[Given records]
--- --- ---

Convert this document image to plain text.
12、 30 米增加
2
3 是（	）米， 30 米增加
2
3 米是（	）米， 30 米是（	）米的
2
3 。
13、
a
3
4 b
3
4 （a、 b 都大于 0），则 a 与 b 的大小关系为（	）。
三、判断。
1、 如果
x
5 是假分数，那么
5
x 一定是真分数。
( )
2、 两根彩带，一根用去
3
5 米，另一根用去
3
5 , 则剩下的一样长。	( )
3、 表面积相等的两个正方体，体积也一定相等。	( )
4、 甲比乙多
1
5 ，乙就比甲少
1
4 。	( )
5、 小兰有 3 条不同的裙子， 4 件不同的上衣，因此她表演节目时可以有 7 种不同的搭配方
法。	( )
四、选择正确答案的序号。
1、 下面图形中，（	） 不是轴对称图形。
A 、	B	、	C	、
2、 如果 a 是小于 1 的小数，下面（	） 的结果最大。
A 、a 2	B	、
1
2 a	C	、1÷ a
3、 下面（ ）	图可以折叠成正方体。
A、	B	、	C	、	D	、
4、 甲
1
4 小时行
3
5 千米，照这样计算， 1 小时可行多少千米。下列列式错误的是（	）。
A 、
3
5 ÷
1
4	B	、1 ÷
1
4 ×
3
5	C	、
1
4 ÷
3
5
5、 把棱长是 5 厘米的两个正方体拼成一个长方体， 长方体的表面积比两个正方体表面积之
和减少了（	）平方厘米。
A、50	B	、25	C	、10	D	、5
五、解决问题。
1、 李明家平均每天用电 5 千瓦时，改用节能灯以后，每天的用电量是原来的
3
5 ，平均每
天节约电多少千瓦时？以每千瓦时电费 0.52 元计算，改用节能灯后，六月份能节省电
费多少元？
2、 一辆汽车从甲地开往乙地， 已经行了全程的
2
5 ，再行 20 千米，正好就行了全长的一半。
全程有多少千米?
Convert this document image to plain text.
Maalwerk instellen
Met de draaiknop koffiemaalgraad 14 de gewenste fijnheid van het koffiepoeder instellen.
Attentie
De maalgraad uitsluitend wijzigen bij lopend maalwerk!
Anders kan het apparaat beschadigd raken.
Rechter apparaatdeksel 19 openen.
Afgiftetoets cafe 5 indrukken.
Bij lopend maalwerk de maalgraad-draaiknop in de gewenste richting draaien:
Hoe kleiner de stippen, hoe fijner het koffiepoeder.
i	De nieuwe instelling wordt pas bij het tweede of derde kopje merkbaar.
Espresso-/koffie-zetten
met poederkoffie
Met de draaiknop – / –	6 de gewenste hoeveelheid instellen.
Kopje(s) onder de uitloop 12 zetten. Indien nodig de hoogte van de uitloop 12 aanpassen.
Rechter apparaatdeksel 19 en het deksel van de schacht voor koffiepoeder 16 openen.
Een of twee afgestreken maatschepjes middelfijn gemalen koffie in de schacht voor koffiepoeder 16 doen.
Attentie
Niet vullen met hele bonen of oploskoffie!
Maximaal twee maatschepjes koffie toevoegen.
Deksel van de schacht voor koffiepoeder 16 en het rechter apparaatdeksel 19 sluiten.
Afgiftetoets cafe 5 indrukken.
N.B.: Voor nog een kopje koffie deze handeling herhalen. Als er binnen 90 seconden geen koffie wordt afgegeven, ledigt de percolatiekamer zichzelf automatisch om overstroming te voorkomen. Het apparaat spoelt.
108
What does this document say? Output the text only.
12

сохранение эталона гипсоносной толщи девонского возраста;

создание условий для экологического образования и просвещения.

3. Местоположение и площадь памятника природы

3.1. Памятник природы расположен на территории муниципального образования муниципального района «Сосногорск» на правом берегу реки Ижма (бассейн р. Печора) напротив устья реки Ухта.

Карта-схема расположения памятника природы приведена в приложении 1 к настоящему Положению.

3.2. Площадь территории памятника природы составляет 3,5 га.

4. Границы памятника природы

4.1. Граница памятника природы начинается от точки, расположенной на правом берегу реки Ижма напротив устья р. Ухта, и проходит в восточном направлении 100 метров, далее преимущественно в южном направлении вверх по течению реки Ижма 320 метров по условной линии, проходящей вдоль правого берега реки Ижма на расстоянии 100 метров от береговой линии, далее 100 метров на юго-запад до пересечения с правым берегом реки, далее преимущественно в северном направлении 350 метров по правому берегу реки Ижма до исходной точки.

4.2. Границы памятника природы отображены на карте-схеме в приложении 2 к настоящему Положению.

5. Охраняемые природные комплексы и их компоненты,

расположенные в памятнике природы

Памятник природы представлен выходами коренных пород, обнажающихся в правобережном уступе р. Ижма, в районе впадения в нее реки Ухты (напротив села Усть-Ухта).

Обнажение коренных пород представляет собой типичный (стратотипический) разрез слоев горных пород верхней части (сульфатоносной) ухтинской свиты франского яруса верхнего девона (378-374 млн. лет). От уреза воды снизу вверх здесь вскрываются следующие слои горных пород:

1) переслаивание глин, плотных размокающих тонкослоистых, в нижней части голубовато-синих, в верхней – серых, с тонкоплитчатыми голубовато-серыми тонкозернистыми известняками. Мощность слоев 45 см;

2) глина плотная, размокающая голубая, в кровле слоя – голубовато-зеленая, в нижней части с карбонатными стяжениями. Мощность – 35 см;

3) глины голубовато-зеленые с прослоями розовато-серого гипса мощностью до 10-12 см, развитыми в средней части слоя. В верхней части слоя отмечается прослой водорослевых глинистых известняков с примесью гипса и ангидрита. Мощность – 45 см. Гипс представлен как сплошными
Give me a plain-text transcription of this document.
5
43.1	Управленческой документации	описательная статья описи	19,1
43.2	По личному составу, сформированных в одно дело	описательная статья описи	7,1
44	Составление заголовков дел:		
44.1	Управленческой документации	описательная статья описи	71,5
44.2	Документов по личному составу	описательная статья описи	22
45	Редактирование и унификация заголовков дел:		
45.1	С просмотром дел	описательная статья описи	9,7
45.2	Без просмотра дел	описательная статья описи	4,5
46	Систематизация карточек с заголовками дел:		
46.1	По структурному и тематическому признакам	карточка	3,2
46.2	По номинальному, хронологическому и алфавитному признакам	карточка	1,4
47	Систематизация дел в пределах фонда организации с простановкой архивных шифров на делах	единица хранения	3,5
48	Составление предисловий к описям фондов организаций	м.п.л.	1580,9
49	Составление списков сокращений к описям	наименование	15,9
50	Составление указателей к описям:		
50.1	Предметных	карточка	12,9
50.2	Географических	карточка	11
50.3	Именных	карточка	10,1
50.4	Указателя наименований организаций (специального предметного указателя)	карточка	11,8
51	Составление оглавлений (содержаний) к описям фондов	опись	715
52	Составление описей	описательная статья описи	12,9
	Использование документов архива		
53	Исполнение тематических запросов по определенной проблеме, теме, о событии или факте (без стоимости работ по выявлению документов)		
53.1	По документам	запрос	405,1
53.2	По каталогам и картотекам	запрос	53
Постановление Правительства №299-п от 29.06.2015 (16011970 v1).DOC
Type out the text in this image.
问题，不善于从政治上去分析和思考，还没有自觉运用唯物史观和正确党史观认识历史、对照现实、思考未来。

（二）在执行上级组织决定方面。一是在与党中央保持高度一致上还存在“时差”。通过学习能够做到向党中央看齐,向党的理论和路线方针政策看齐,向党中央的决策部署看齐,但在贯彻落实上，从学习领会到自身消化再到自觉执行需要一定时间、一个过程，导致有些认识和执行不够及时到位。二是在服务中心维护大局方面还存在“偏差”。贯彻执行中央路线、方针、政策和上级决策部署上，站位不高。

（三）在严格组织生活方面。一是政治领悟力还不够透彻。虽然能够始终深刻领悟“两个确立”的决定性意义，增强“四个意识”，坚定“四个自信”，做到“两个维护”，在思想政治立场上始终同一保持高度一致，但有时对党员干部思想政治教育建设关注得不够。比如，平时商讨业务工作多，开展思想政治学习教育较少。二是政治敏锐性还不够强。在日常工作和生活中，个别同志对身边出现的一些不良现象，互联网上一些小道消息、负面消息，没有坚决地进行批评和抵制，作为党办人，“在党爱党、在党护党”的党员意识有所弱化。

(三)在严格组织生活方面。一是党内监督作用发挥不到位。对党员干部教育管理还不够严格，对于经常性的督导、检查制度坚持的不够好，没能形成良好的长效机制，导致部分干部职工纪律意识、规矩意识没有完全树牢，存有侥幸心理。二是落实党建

--- --- ---

[The request]
In the records above, how many lines contain the string "представлен"? State that number only.

[Written response]
2